_TASK GOAL_:
Below are the records; reproduce all of them exactly but without any images.

_STORED RECORDS_:
════════
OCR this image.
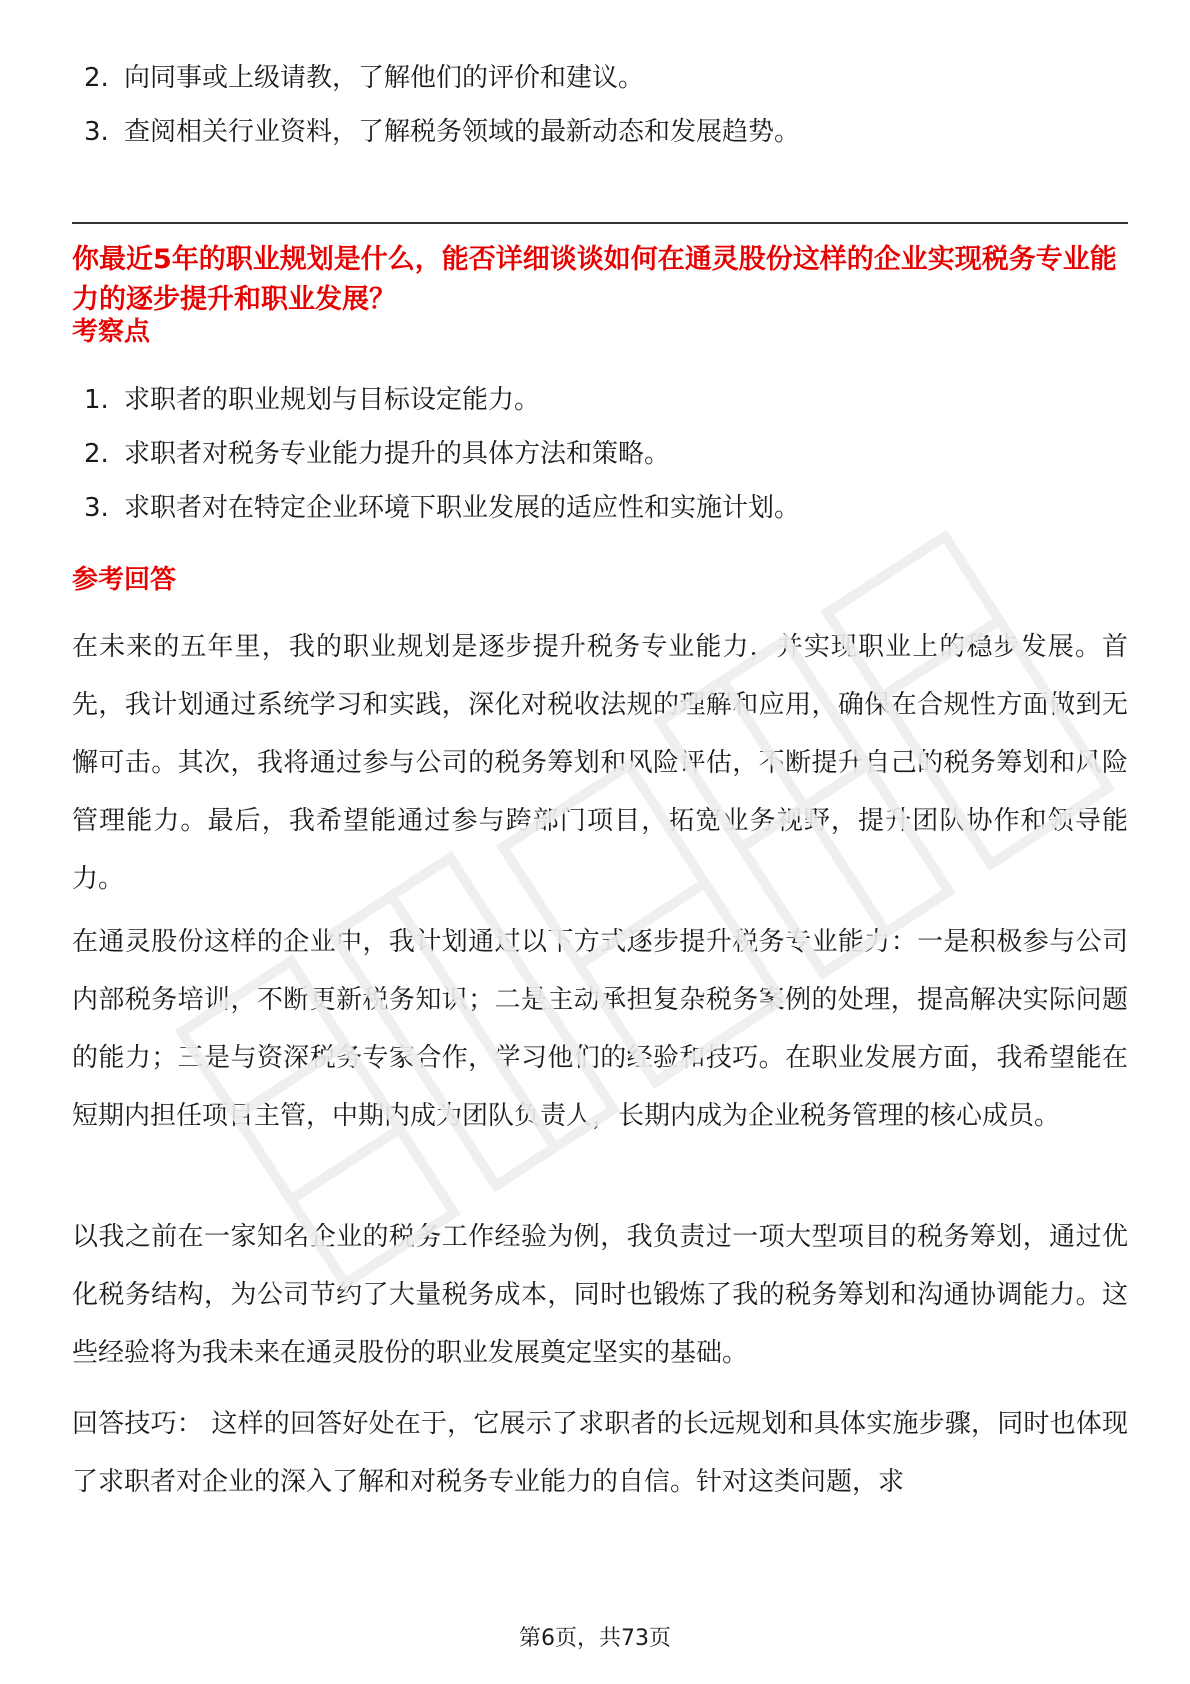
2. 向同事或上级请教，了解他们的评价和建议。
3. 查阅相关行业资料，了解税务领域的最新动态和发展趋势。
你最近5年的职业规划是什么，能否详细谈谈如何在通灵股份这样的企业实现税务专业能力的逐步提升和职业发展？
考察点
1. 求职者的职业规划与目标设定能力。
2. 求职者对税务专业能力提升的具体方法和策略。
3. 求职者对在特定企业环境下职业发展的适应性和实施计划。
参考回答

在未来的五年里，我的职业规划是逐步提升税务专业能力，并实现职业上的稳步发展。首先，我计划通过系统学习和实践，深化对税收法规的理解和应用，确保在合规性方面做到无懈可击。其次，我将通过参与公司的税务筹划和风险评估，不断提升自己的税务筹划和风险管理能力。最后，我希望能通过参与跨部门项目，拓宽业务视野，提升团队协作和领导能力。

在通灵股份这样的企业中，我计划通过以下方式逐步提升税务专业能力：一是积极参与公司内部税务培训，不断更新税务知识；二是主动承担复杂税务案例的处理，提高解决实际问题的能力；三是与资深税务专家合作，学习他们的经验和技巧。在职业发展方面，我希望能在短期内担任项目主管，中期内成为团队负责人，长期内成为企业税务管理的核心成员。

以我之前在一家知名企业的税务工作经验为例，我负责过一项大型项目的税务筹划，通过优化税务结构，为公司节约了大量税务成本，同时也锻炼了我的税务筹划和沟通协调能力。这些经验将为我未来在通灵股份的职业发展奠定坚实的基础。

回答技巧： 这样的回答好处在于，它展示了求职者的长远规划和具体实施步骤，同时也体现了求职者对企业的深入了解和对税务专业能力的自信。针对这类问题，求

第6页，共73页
════════
_THE RESPONSE_:
OCR this image.
2. 向同事或上级请教，了解他们的评价和建议。
3. 查阅相关行业资料，了解税务领域的最新动态和发展趋势。
你最近5年的职业规划是什么，能否详细谈谈如何在通灵股份这样的企业实现税务专业能力的逐步提升和职业发展？
考察点
1. 求职者的职业规划与目标设定能力。
2. 求职者对税务专业能力提升的具体方法和策略。
3. 求职者对在特定企业环境下职业发展的适应性和实施计划。
参考回答

在未来的五年里，我的职业规划是逐步提升税务专业能力，并实现职业上的稳步发展。首先，我计划通过系统学习和实践，深化对税收法规的理解和应用，确保在合规性方面做到无懈可击。其次，我将通过参与公司的税务筹划和风险评估，不断提升自己的税务筹划和风险管理能力。最后，我希望能通过参与跨部门项目，拓宽业务视野，提升团队协作和领导能力。

在通灵股份这样的企业中，我计划通过以下方式逐步提升税务专业能力：一是积极参与公司内部税务培训，不断更新税务知识；二是主动承担复杂税务案例的处理，提高解决实际问题的能力；三是与资深税务专家合作，学习他们的经验和技巧。在职业发展方面，我希望能在短期内担任项目主管，中期内成为团队负责人，长期内成为企业税务管理的核心成员。

以我之前在一家知名企业的税务工作经验为例，我负责过一项大型项目的税务筹划，通过优化税务结构，为公司节约了大量税务成本，同时也锻炼了我的税务筹划和沟通协调能力。这些经验将为我未来在通灵股份的职业发展奠定坚实的基础。

回答技巧： 这样的回答好处在于，它展示了求职者的长远规划和具体实施步骤，同时也体现了求职者对企业的深入了解和对税务专业能力的自信。针对这类问题，求

第6页，共73页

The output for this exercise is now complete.